Records
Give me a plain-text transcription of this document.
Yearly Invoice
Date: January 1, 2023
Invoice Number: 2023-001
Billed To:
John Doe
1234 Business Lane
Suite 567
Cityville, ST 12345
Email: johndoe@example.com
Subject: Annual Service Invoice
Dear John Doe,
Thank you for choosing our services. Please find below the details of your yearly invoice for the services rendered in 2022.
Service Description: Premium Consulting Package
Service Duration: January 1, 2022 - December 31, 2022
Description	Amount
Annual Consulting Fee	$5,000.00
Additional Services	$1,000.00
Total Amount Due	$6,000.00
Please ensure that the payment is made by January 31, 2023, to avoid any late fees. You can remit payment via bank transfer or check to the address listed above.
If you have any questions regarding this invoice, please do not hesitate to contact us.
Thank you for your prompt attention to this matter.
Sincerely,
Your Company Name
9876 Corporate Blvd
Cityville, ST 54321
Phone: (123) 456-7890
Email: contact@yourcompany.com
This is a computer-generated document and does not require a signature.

Task prompt
Return all of the entries exactly as written.

Solution to the problem
Give me a plain-text transcription of this document.
Yearly Invoice
Date: January 1, 2023
Invoice Number: 2023-001
Billed To:
John Doe
1234 Business Lane
Suite 567
Cityville, ST 12345
Email: johndoe@example.com
Subject: Annual Service Invoice
Dear John Doe,
Thank you for choosing our services. Please find below the details of your yearly invoice for the services rendered in 2022.
Service Description: Premium Consulting Package
Service Duration: January 1, 2022 - December 31, 2022
Description	Amount
Annual Consulting Fee	$5,000.00
Additional Services	$1,000.00
Total Amount Due	$6,000.00
Please ensure that the payment is made by January 31, 2023, to avoid any late fees. You can remit payment via bank transfer or check to the address listed above.
If you have any questions regarding this invoice, please do not hesitate to contact us.
Thank you for your prompt attention to this matter.
Sincerely,
Your Company Name
9876 Corporate Blvd
Cityville, ST 54321
Phone: (123) 456-7890
Email: contact@yourcompany.com
This is a computer-generated document and does not require a signature.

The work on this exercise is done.